Records
[Begin]

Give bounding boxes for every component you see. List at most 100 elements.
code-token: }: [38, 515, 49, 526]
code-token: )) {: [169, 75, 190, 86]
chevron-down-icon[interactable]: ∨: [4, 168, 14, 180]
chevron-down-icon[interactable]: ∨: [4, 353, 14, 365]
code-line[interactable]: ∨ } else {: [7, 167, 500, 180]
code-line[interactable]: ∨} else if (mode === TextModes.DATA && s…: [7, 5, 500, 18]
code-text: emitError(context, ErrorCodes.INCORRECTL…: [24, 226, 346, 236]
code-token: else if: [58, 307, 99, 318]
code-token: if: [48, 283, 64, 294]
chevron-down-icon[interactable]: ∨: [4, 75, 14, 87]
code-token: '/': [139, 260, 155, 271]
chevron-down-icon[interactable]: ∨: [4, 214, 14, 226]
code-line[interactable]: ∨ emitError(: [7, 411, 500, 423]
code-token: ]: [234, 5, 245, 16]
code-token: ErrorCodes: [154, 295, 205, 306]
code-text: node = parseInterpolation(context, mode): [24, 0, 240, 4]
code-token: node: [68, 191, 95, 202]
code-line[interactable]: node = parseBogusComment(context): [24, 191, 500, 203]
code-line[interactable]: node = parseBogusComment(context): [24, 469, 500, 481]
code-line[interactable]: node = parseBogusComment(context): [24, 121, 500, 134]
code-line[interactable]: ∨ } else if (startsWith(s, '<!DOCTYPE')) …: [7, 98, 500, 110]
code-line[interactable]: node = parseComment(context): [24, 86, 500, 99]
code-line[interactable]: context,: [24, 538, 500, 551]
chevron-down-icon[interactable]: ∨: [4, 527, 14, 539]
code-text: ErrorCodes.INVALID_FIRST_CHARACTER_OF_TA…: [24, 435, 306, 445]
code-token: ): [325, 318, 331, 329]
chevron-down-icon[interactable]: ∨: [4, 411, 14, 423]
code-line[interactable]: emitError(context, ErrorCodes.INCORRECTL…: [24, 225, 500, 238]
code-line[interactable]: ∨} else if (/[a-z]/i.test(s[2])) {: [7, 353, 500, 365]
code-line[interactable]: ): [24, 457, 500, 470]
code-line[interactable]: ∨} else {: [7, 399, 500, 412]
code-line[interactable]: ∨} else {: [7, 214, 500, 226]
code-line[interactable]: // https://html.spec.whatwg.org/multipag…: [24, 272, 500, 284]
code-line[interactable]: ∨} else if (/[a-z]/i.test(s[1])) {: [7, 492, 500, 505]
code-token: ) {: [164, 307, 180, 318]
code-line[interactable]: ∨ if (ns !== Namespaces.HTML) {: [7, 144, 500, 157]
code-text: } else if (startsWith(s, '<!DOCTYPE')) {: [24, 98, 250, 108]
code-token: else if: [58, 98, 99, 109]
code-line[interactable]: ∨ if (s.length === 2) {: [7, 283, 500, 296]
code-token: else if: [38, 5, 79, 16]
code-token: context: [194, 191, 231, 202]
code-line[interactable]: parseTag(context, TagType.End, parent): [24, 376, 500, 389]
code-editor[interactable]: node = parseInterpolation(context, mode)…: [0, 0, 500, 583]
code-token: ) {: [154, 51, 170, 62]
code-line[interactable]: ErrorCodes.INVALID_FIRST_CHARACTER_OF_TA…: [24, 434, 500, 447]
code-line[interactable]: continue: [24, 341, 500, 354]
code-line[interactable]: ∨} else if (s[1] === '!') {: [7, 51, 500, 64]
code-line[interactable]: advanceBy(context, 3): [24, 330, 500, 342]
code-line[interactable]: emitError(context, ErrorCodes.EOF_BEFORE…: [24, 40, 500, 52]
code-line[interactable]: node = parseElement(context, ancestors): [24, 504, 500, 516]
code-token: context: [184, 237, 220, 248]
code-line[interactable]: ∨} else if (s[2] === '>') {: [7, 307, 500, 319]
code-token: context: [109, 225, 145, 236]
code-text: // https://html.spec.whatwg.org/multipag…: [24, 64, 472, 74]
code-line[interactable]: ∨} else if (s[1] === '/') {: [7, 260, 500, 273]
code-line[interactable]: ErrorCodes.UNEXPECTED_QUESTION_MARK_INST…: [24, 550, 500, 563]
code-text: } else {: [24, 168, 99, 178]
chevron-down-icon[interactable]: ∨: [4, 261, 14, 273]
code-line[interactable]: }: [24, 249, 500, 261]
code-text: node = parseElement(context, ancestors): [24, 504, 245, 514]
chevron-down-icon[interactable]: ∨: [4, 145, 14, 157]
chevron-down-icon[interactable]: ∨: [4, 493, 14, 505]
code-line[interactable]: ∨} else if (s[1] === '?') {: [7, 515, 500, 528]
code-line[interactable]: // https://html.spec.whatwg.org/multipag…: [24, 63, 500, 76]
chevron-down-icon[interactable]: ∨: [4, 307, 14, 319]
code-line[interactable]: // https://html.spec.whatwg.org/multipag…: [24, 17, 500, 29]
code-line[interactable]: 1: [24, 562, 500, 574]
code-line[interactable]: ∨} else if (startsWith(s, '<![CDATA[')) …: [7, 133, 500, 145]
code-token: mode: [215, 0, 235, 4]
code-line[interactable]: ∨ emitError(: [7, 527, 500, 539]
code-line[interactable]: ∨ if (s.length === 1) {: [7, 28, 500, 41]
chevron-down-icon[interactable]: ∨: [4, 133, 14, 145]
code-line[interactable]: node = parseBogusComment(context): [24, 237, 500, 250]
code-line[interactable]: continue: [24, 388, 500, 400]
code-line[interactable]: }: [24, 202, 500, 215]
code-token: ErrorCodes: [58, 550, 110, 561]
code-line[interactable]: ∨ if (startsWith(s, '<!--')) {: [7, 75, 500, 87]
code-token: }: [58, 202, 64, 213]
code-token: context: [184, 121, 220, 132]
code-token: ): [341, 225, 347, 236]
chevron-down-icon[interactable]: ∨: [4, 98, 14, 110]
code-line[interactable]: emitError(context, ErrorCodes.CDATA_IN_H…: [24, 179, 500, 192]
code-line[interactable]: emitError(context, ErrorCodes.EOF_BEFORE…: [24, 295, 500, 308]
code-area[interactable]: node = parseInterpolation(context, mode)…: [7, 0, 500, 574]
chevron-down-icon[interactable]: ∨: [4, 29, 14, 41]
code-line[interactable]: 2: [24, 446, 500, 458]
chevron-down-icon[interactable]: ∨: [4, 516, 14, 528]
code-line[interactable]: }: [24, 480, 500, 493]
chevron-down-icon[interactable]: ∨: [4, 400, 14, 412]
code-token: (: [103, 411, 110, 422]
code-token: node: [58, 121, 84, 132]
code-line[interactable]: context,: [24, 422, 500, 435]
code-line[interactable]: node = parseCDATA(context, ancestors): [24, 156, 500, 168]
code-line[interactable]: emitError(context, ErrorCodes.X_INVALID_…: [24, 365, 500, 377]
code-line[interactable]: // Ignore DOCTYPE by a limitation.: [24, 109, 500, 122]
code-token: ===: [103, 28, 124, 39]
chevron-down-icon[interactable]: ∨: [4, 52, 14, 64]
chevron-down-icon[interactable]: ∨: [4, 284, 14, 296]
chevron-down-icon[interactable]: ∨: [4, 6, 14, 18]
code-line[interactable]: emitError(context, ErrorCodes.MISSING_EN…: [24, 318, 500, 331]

[End]

_TO BE DONE:_ Identify every line of the items above that contains the string "parseInterpolation", and copy each of those lines. Case counts.

_RESPONSE:_
code-text: node = parseInterpolation(context, mode): [24, 0, 240, 4]
code-editor[interactable]: node = parseInterpolation(context, mode)…: [0, 0, 500, 583]
code-area[interactable]: node = parseInterpolation(context, mode)…: [7, 0, 500, 574]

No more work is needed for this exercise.